* [MATERIAL TO PROCESS]

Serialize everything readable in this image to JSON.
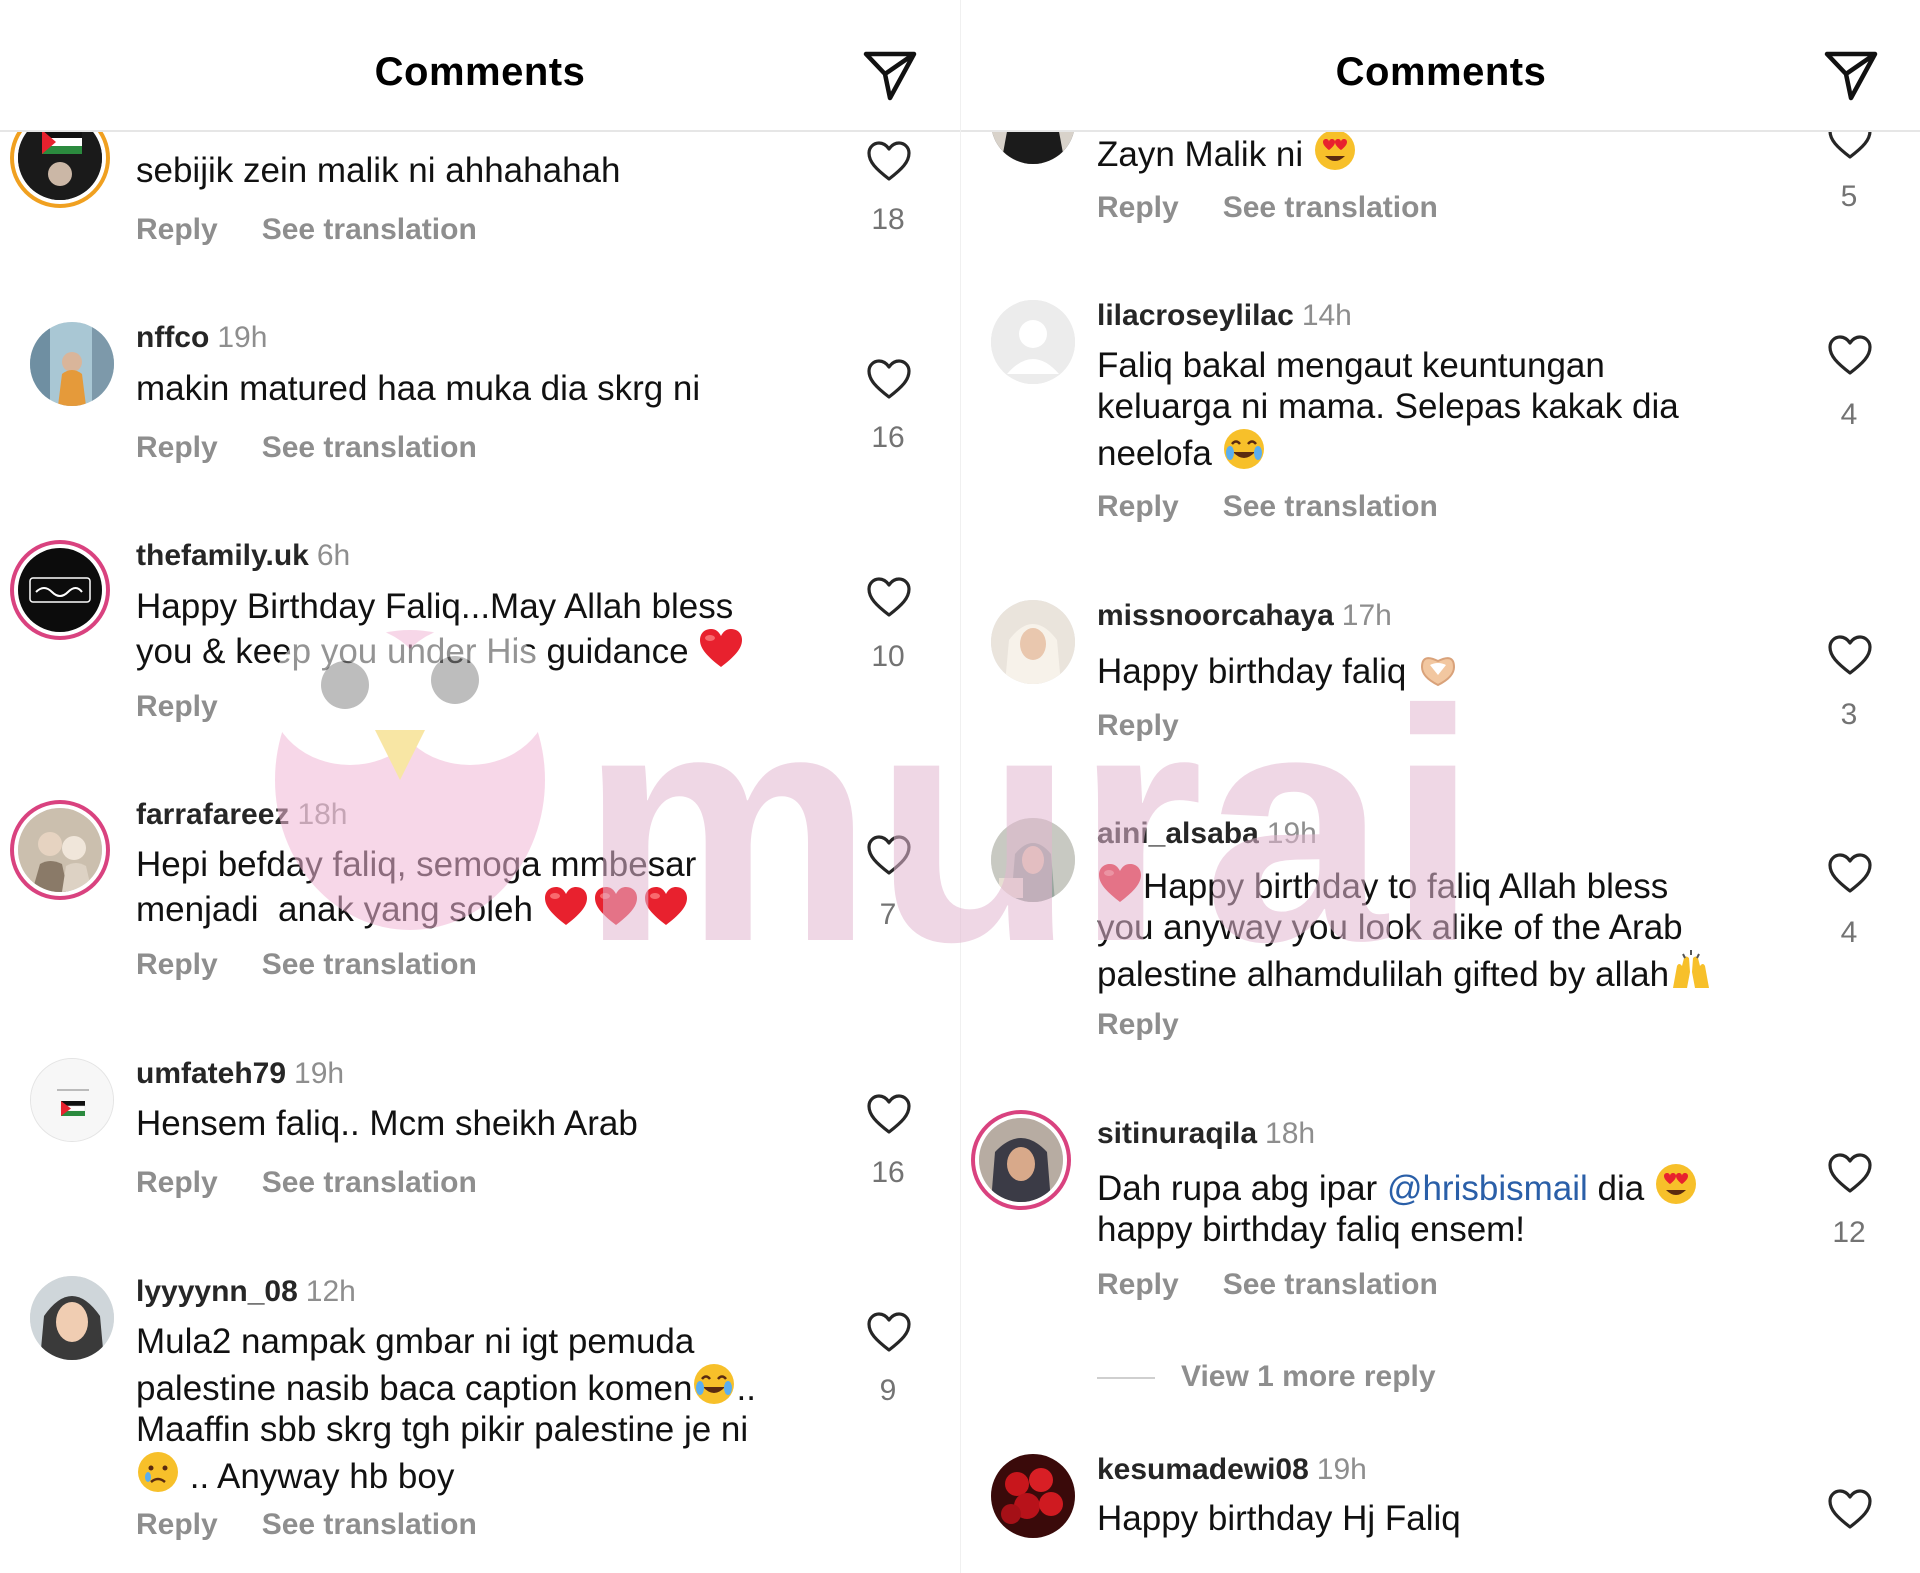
{
  "colors": {
    "heart_red": "#e8212e",
    "mention_blue": "#2a5fa8",
    "muted_gray": "#8e8e8e",
    "story_ring": "#d9427f"
  },
  "left": {
    "header": {
      "title": "Comments",
      "share_icon": "send-icon"
    },
    "comments": [
      {
        "username": "",
        "time": "",
        "text": "sebijik zein malik ni ahhahahah",
        "reply": "Reply",
        "translation": "See translation",
        "likes": "18"
      },
      {
        "username": "nffco",
        "time": "19h",
        "text": "makin matured haa muka dia skrg ni",
        "reply": "Reply",
        "translation": "See translation",
        "likes": "16"
      },
      {
        "username": "thefamily.uk",
        "time": "6h",
        "text_1": "Happy Birthday Faliq...May Allah bless",
        "text_2": "you & keep you under His guidance",
        "reply": "Reply",
        "likes": "10"
      },
      {
        "username": "farrafareez",
        "time": "18h",
        "text_1": "Hepi befday faliq, semoga mmbesar",
        "text_2": "menjadi  anak yang soleh",
        "reply": "Reply",
        "translation": "See translation",
        "likes": "7"
      },
      {
        "username": "umfateh79",
        "time": "19h",
        "text": "Hensem faliq.. Mcm sheikh Arab",
        "reply": "Reply",
        "translation": "See translation",
        "likes": "16"
      },
      {
        "username": "lyyyynn_08",
        "time": "12h",
        "text_1": "Mula2 nampak gmbar ni igt pemuda",
        "text_2": "palestine nasib baca caption komen",
        "text_2b": "..",
        "text_3": "Maaffin sbb skrg tgh pikir palestine je ni",
        "text_4": ".. Anyway hb boy",
        "reply": "Reply",
        "translation": "See translation",
        "likes": "9"
      }
    ]
  },
  "right": {
    "header": {
      "title": "Comments",
      "share_icon": "send-icon"
    },
    "comments": [
      {
        "username": "",
        "time": "",
        "text": "Zayn Malik ni",
        "reply": "Reply",
        "translation": "See translation",
        "likes": "5"
      },
      {
        "username": "lilacroseylilac",
        "time": "14h",
        "text_1": "Faliq bakal mengaut keuntungan",
        "text_2": "keluarga ni mama. Selepas kakak dia",
        "text_3": "neelofa",
        "reply": "Reply",
        "translation": "See translation",
        "likes": "4"
      },
      {
        "username": "missnoorcahaya",
        "time": "17h",
        "text": "Happy birthday faliq",
        "reply": "Reply",
        "likes": "3"
      },
      {
        "username": "aini_alsaba",
        "time": "19h",
        "text_1": "Happy birthday to faliq Allah bless",
        "text_2": "you anyway you look alike of the Arab",
        "text_3": "palestine alhamdulilah gifted by allah",
        "reply": "Reply",
        "likes": "4"
      },
      {
        "username": "sitinuraqila",
        "time": "18h",
        "text_1a": "Dah rupa abg ipar",
        "mention": "@hrisbismail",
        "text_1b": "dia",
        "text_2": "happy birthday faliq ensem!",
        "reply": "Reply",
        "translation": "See translation",
        "likes": "12",
        "view_more": "View 1 more reply"
      },
      {
        "username": "kesumadewi08",
        "time": "19h",
        "text": "Happy birthday Hj Faliq"
      }
    ]
  },
  "watermark": {
    "text": "murai"
  }
}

* [WRITTEN EXERCISE]
Show every line that contains the word "Arab".

* [SOLUTION FOR THIS PROBLEM]
        "text": "Hensem faliq.. Mcm sheikh Arab",
        "text_2": "you anyway you look alike of the Arab",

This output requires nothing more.